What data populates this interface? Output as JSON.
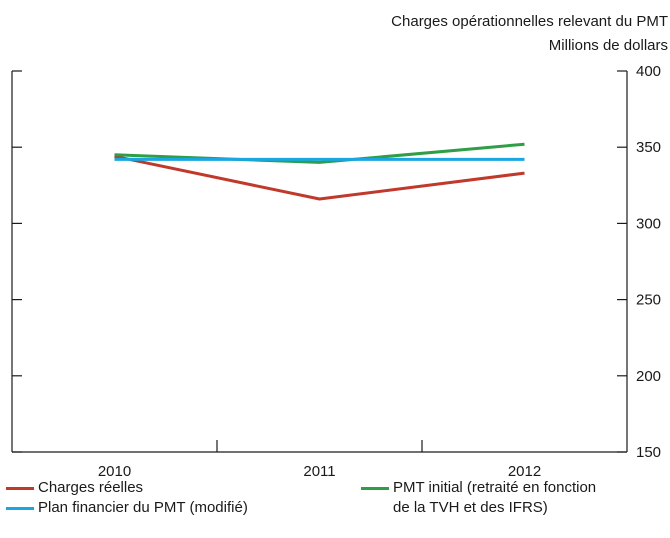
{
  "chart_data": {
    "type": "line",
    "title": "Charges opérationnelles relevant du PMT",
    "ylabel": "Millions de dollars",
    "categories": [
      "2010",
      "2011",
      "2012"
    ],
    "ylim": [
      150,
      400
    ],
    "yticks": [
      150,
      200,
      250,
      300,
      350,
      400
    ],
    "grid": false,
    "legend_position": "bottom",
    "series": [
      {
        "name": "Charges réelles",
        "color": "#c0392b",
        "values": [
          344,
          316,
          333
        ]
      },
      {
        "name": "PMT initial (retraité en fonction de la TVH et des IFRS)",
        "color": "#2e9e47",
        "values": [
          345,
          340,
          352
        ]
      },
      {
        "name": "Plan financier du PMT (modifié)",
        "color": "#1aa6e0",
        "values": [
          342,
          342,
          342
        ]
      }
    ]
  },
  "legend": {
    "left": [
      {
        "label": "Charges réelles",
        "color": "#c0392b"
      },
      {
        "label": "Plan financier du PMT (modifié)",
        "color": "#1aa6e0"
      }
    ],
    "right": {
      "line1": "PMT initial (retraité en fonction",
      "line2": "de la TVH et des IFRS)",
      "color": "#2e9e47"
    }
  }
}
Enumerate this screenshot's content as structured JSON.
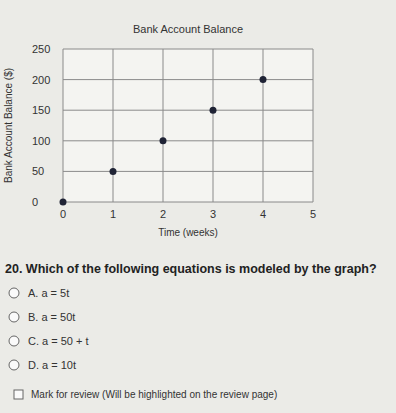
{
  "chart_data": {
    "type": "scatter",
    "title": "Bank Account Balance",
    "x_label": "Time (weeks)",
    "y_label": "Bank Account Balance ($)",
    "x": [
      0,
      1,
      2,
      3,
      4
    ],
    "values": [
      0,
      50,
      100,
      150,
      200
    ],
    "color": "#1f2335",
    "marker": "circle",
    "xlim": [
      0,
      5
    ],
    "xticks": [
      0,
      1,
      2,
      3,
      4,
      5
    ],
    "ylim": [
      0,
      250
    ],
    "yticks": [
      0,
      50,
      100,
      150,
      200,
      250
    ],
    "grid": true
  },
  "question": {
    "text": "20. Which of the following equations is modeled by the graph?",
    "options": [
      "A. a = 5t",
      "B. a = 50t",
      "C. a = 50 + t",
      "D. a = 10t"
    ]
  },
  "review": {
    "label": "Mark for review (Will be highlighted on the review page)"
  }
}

| Task to complete |
Omit each picture, then return all of the listing exactly as it stands.

| Task solution |
What data populates this interface? Output as JSON.
{
  "chart_data": {
    "type": "line",
    "title": "Charges opérationnelles relevant du PMT",
    "ylabel": "Millions de dollars",
    "categories": [
      "2010",
      "2011",
      "2012"
    ],
    "ylim": [
      150,
      400
    ],
    "yticks": [
      150,
      200,
      250,
      300,
      350,
      400
    ],
    "grid": false,
    "legend_position": "bottom",
    "series": [
      {
        "name": "Charges réelles",
        "color": "#c0392b",
        "values": [
          344,
          316,
          333
        ]
      },
      {
        "name": "PMT initial (retraité en fonction de la TVH et des IFRS)",
        "color": "#2e9e47",
        "values": [
          345,
          340,
          352
        ]
      },
      {
        "name": "Plan financier du PMT (modifié)",
        "color": "#1aa6e0",
        "values": [
          342,
          342,
          342
        ]
      }
    ]
  },
  "legend": {
    "left": [
      {
        "label": "Charges réelles",
        "color": "#c0392b"
      },
      {
        "label": "Plan financier du PMT (modifié)",
        "color": "#1aa6e0"
      }
    ],
    "right": {
      "line1": "PMT initial (retraité en fonction",
      "line2": "de la TVH et des IFRS)",
      "color": "#2e9e47"
    }
  }
}
Enumerate this screenshot's content as structured JSON.
{
  "chart_data": {
    "type": "scatter",
    "title": "Bank Account Balance",
    "x_label": "Time (weeks)",
    "y_label": "Bank Account Balance ($)",
    "x": [
      0,
      1,
      2,
      3,
      4
    ],
    "values": [
      0,
      50,
      100,
      150,
      200
    ],
    "color": "#1f2335",
    "marker": "circle",
    "xlim": [
      0,
      5
    ],
    "xticks": [
      0,
      1,
      2,
      3,
      4,
      5
    ],
    "ylim": [
      0,
      250
    ],
    "yticks": [
      0,
      50,
      100,
      150,
      200,
      250
    ],
    "grid": true
  },
  "question": {
    "text": "20. Which of the following equations is modeled by the graph?",
    "options": [
      "A. a = 5t",
      "B. a = 50t",
      "C. a = 50 + t",
      "D. a = 10t"
    ]
  },
  "review": {
    "label": "Mark for review (Will be highlighted on the review page)"
  }
}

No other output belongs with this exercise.